Can you write out all of the material below, word for word?
....
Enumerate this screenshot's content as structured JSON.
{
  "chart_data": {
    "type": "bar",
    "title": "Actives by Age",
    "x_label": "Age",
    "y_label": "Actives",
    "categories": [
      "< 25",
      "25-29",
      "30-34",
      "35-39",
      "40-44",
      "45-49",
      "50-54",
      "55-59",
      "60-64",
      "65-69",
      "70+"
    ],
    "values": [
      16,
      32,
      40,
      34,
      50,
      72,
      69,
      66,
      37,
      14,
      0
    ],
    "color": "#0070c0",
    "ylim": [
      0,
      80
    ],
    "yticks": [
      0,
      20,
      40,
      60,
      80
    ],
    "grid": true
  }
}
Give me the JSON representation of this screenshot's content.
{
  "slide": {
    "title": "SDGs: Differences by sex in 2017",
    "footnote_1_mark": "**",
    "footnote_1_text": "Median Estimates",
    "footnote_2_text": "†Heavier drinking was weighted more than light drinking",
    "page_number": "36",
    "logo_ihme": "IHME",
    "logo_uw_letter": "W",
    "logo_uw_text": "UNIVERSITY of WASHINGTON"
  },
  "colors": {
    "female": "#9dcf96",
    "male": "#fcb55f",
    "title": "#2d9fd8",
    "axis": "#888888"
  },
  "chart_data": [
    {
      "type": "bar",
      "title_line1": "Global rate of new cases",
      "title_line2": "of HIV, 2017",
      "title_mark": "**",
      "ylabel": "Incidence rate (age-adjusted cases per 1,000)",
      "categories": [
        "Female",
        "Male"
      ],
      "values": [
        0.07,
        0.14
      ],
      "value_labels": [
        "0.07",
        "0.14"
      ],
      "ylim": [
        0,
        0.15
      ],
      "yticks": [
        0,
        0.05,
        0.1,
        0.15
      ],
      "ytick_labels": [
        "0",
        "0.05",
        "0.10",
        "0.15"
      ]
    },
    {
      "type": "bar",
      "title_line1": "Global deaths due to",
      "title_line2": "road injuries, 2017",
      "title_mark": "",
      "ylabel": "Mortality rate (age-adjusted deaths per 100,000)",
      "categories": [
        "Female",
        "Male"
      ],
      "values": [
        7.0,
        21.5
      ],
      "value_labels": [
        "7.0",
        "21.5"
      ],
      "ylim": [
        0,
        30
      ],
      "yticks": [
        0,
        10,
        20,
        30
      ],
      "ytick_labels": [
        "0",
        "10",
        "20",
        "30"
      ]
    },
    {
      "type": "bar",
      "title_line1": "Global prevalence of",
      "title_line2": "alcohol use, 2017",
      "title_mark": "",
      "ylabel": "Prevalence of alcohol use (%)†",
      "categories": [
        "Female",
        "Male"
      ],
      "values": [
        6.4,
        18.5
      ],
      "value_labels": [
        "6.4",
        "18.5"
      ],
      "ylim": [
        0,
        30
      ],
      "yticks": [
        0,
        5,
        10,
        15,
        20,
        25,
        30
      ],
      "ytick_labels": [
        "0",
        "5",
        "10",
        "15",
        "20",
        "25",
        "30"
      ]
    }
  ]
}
....
**Expected answer:**
Enumerate this screenshot's content as structured JSON.
{
  "chart_data": {
    "type": "bar",
    "title": "Actives by Age",
    "x_label": "Age",
    "y_label": "Actives",
    "categories": [
      "< 25",
      "25-29",
      "30-34",
      "35-39",
      "40-44",
      "45-49",
      "50-54",
      "55-59",
      "60-64",
      "65-69",
      "70+"
    ],
    "values": [
      16,
      32,
      40,
      34,
      50,
      72,
      69,
      66,
      37,
      14,
      0
    ],
    "color": "#0070c0",
    "ylim": [
      0,
      80
    ],
    "yticks": [
      0,
      20,
      40,
      60,
      80
    ],
    "grid": true
  }
}
Give me the JSON representation of this screenshot's content.
{
  "slide": {
    "title": "SDGs: Differences by sex in 2017",
    "footnote_1_mark": "**",
    "footnote_1_text": "Median Estimates",
    "footnote_2_text": "†Heavier drinking was weighted more than light drinking",
    "page_number": "36",
    "logo_ihme": "IHME",
    "logo_uw_letter": "W",
    "logo_uw_text": "UNIVERSITY of WASHINGTON"
  },
  "colors": {
    "female": "#9dcf96",
    "male": "#fcb55f",
    "title": "#2d9fd8",
    "axis": "#888888"
  },
  "chart_data": [
    {
      "type": "bar",
      "title_line1": "Global rate of new cases",
      "title_line2": "of HIV, 2017",
      "title_mark": "**",
      "ylabel": "Incidence rate (age-adjusted cases per 1,000)",
      "categories": [
        "Female",
        "Male"
      ],
      "values": [
        0.07,
        0.14
      ],
      "value_labels": [
        "0.07",
        "0.14"
      ],
      "ylim": [
        0,
        0.15
      ],
      "yticks": [
        0,
        0.05,
        0.1,
        0.15
      ],
      "ytick_labels": [
        "0",
        "0.05",
        "0.10",
        "0.15"
      ]
    },
    {
      "type": "bar",
      "title_line1": "Global deaths due to",
      "title_line2": "road injuries, 2017",
      "title_mark": "",
      "ylabel": "Mortality rate (age-adjusted deaths per 100,000)",
      "categories": [
        "Female",
        "Male"
      ],
      "values": [
        7.0,
        21.5
      ],
      "value_labels": [
        "7.0",
        "21.5"
      ],
      "ylim": [
        0,
        30
      ],
      "yticks": [
        0,
        10,
        20,
        30
      ],
      "ytick_labels": [
        "0",
        "10",
        "20",
        "30"
      ]
    },
    {
      "type": "bar",
      "title_line1": "Global prevalence of",
      "title_line2": "alcohol use, 2017",
      "title_mark": "",
      "ylabel": "Prevalence of alcohol use (%)†",
      "categories": [
        "Female",
        "Male"
      ],
      "values": [
        6.4,
        18.5
      ],
      "value_labels": [
        "6.4",
        "18.5"
      ],
      "ylim": [
        0,
        30
      ],
      "yticks": [
        0,
        5,
        10,
        15,
        20,
        25,
        30
      ],
      "ytick_labels": [
        "0",
        "5",
        "10",
        "15",
        "20",
        "25",
        "30"
      ]
    }
  ]
}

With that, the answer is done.